-- start EXTRACTED DATA --

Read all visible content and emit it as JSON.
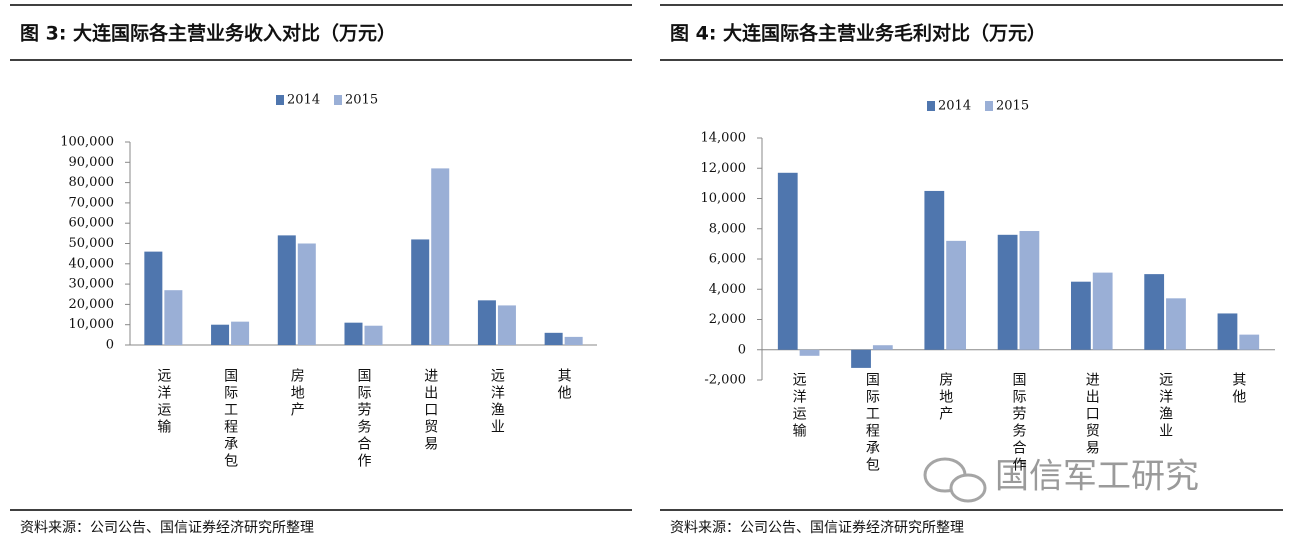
{
  "chart_data": [
    {
      "type": "bar",
      "title": "图 3:  大连国际各主营业务收入对比（万元）",
      "categories": [
        "远洋运输",
        "国际工程承包",
        "房地产",
        "国际劳务合作",
        "进出口贸易",
        "远洋渔业",
        "其他"
      ],
      "series": [
        {
          "name": "2014",
          "color": "#4f76ae",
          "values": [
            46000,
            10000,
            54000,
            11000,
            52000,
            22000,
            6000
          ]
        },
        {
          "name": "2015",
          "color": "#9aafd6",
          "values": [
            27000,
            11500,
            50000,
            9500,
            87000,
            19500,
            4000
          ]
        }
      ],
      "ylim": [
        0,
        100000
      ],
      "yticks": [
        0,
        {
          "value": 10000,
          "label": "10,000"
        },
        {
          "value": 20000,
          "label": "20,000"
        },
        {
          "value": 30000,
          "label": "30,000"
        },
        {
          "value": 40000,
          "label": "40,000"
        },
        {
          "value": 50000,
          "label": "50,000"
        },
        {
          "value": 60000,
          "label": "60,000"
        },
        {
          "value": 70000,
          "label": "70,000"
        },
        {
          "value": 80000,
          "label": "80,000"
        },
        {
          "value": 90000,
          "label": "90,000"
        },
        {
          "value": 100000,
          "label": "100,000"
        }
      ],
      "legend": "top",
      "source": "资料来源：公司公告、国信证券经济研究所整理"
    },
    {
      "type": "bar",
      "title": "图 4:  大连国际各主营业务毛利对比（万元）",
      "categories": [
        "远洋运输",
        "国际工程承包",
        "房地产",
        "国际劳务合作",
        "进出口贸易",
        "远洋渔业",
        "其他"
      ],
      "series": [
        {
          "name": "2014",
          "color": "#4f76ae",
          "values": [
            11700,
            -1200,
            10500,
            7600,
            4500,
            5000,
            2400
          ]
        },
        {
          "name": "2015",
          "color": "#9aafd6",
          "values": [
            -400,
            300,
            7200,
            7850,
            5100,
            3400,
            1000
          ]
        }
      ],
      "ylim": [
        -2000,
        14000
      ],
      "yticks": [
        {
          "value": -2000,
          "label": "-2,000"
        },
        0,
        {
          "value": 2000,
          "label": "2,000"
        },
        {
          "value": 4000,
          "label": "4,000"
        },
        {
          "value": 6000,
          "label": "6,000"
        },
        {
          "value": 8000,
          "label": "8,000"
        },
        {
          "value": 10000,
          "label": "10,000"
        },
        {
          "value": 12000,
          "label": "12,000"
        },
        {
          "value": 14000,
          "label": "14,000"
        }
      ],
      "legend": "top",
      "source": "资料来源：公司公告、国信证券经济研究所整理"
    }
  ],
  "watermark": "国信军工研究"
}
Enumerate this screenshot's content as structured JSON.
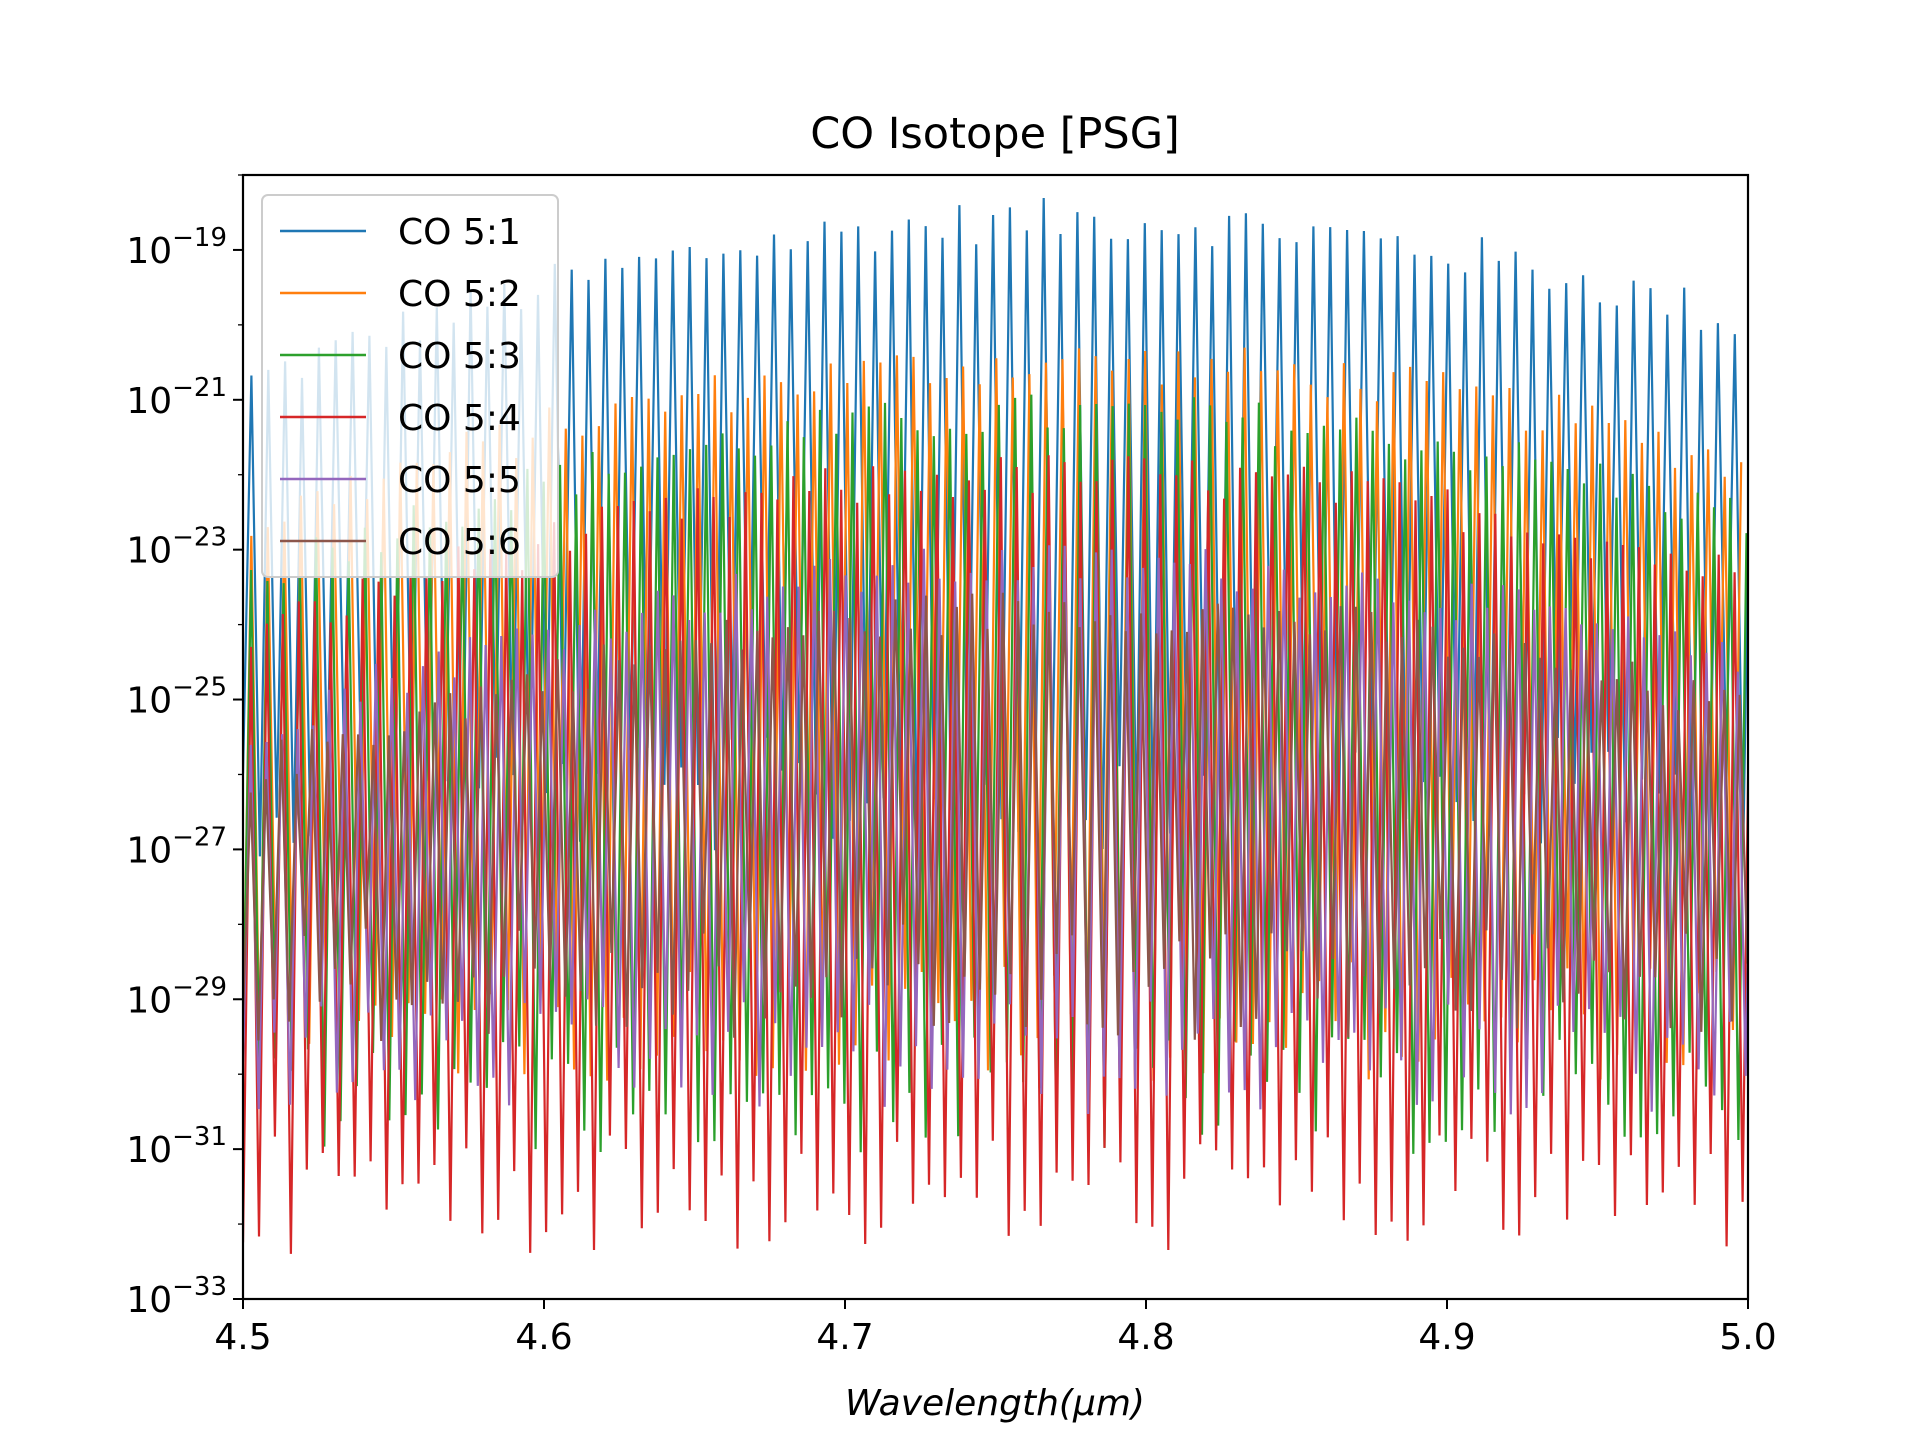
{
  "chart_data": {
    "type": "line",
    "title": "CO Isotope [PSG]",
    "xlabel": "Wavelength(μm)",
    "ylabel": "",
    "xscale": "linear",
    "yscale": "log",
    "xlim": [
      4.5,
      5.0
    ],
    "ylim": [
      1e-33,
      1e-18
    ],
    "xticks": [
      4.5,
      4.6,
      4.7,
      4.8,
      4.9,
      5.0
    ],
    "xtick_labels": [
      "4.5",
      "4.6",
      "4.7",
      "4.8",
      "4.9",
      "5.0"
    ],
    "ytick_exponents": [
      -33,
      -31,
      -29,
      -27,
      -25,
      -23,
      -21,
      -19
    ],
    "ytick_base": "10",
    "legend_position": "top-left",
    "grid": false,
    "series": [
      {
        "name": "CO 5:1",
        "color": "#1f77b4",
        "band_start": 4.5,
        "band_end": 5.0,
        "peak_log": -18.6,
        "spacing": 0.0056,
        "trough_log": -25.5
      },
      {
        "name": "CO 5:2",
        "color": "#ff7f0e",
        "band_start": 4.5,
        "band_end": 5.0,
        "peak_log": -20.5,
        "spacing": 0.0055,
        "trough_log": -28.5
      },
      {
        "name": "CO 5:3",
        "color": "#2ca02c",
        "band_start": 4.5,
        "band_end": 5.0,
        "peak_log": -21.2,
        "spacing": 0.0054,
        "trough_log": -29.5
      },
      {
        "name": "CO 5:4",
        "color": "#d62728",
        "band_start": 4.5,
        "band_end": 5.0,
        "peak_log": -22.0,
        "spacing": 0.0053,
        "trough_log": -30.8
      },
      {
        "name": "CO 5:5",
        "color": "#9467bd",
        "band_start": 4.5,
        "band_end": 5.0,
        "peak_log": -23.2,
        "spacing": 0.0052,
        "trough_log": -29.0
      },
      {
        "name": "CO 5:6",
        "color": "#8c564b",
        "band_start": 4.5,
        "band_end": 5.0,
        "peak_log": -23.8,
        "spacing": 0.0051,
        "trough_log": -28.0
      }
    ]
  }
}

-- end EXTRACTED DATA --

**GIVEN PROBLEM**
Using the data above, print every line exactly, omitting pictures.

**TASK RESULT**
Read all visible content and emit it as JSON.
{
  "chart_data": [
    {
      "type": "bar",
      "title": "图 3:  大连国际各主营业务收入对比（万元）",
      "categories": [
        "远洋运输",
        "国际工程承包",
        "房地产",
        "国际劳务合作",
        "进出口贸易",
        "远洋渔业",
        "其他"
      ],
      "series": [
        {
          "name": "2014",
          "color": "#4f76ae",
          "values": [
            46000,
            10000,
            54000,
            11000,
            52000,
            22000,
            6000
          ]
        },
        {
          "name": "2015",
          "color": "#9aafd6",
          "values": [
            27000,
            11500,
            50000,
            9500,
            87000,
            19500,
            4000
          ]
        }
      ],
      "ylim": [
        0,
        100000
      ],
      "yticks": [
        0,
        {
          "value": 10000,
          "label": "10,000"
        },
        {
          "value": 20000,
          "label": "20,000"
        },
        {
          "value": 30000,
          "label": "30,000"
        },
        {
          "value": 40000,
          "label": "40,000"
        },
        {
          "value": 50000,
          "label": "50,000"
        },
        {
          "value": 60000,
          "label": "60,000"
        },
        {
          "value": 70000,
          "label": "70,000"
        },
        {
          "value": 80000,
          "label": "80,000"
        },
        {
          "value": 90000,
          "label": "90,000"
        },
        {
          "value": 100000,
          "label": "100,000"
        }
      ],
      "legend": "top",
      "source": "资料来源：公司公告、国信证券经济研究所整理"
    },
    {
      "type": "bar",
      "title": "图 4:  大连国际各主营业务毛利对比（万元）",
      "categories": [
        "远洋运输",
        "国际工程承包",
        "房地产",
        "国际劳务合作",
        "进出口贸易",
        "远洋渔业",
        "其他"
      ],
      "series": [
        {
          "name": "2014",
          "color": "#4f76ae",
          "values": [
            11700,
            -1200,
            10500,
            7600,
            4500,
            5000,
            2400
          ]
        },
        {
          "name": "2015",
          "color": "#9aafd6",
          "values": [
            -400,
            300,
            7200,
            7850,
            5100,
            3400,
            1000
          ]
        }
      ],
      "ylim": [
        -2000,
        14000
      ],
      "yticks": [
        {
          "value": -2000,
          "label": "-2,000"
        },
        0,
        {
          "value": 2000,
          "label": "2,000"
        },
        {
          "value": 4000,
          "label": "4,000"
        },
        {
          "value": 6000,
          "label": "6,000"
        },
        {
          "value": 8000,
          "label": "8,000"
        },
        {
          "value": 10000,
          "label": "10,000"
        },
        {
          "value": 12000,
          "label": "12,000"
        },
        {
          "value": 14000,
          "label": "14,000"
        }
      ],
      "legend": "top",
      "source": "资料来源：公司公告、国信证券经济研究所整理"
    }
  ],
  "watermark": "国信军工研究"
}
Enumerate this screenshot's content as structured JSON.
{
  "chart_data": {
    "type": "line",
    "title": "CO Isotope [PSG]",
    "xlabel": "Wavelength(μm)",
    "ylabel": "",
    "xscale": "linear",
    "yscale": "log",
    "xlim": [
      4.5,
      5.0
    ],
    "ylim": [
      1e-33,
      1e-18
    ],
    "xticks": [
      4.5,
      4.6,
      4.7,
      4.8,
      4.9,
      5.0
    ],
    "xtick_labels": [
      "4.5",
      "4.6",
      "4.7",
      "4.8",
      "4.9",
      "5.0"
    ],
    "ytick_exponents": [
      -33,
      -31,
      -29,
      -27,
      -25,
      -23,
      -21,
      -19
    ],
    "ytick_base": "10",
    "legend_position": "top-left",
    "grid": false,
    "series": [
      {
        "name": "CO 5:1",
        "color": "#1f77b4",
        "band_start": 4.5,
        "band_end": 5.0,
        "peak_log": -18.6,
        "spacing": 0.0056,
        "trough_log": -25.5
      },
      {
        "name": "CO 5:2",
        "color": "#ff7f0e",
        "band_start": 4.5,
        "band_end": 5.0,
        "peak_log": -20.5,
        "spacing": 0.0055,
        "trough_log": -28.5
      },
      {
        "name": "CO 5:3",
        "color": "#2ca02c",
        "band_start": 4.5,
        "band_end": 5.0,
        "peak_log": -21.2,
        "spacing": 0.0054,
        "trough_log": -29.5
      },
      {
        "name": "CO 5:4",
        "color": "#d62728",
        "band_start": 4.5,
        "band_end": 5.0,
        "peak_log": -22.0,
        "spacing": 0.0053,
        "trough_log": -30.8
      },
      {
        "name": "CO 5:5",
        "color": "#9467bd",
        "band_start": 4.5,
        "band_end": 5.0,
        "peak_log": -23.2,
        "spacing": 0.0052,
        "trough_log": -29.0
      },
      {
        "name": "CO 5:6",
        "color": "#8c564b",
        "band_start": 4.5,
        "band_end": 5.0,
        "peak_log": -23.8,
        "spacing": 0.0051,
        "trough_log": -28.0
      }
    ]
  }
}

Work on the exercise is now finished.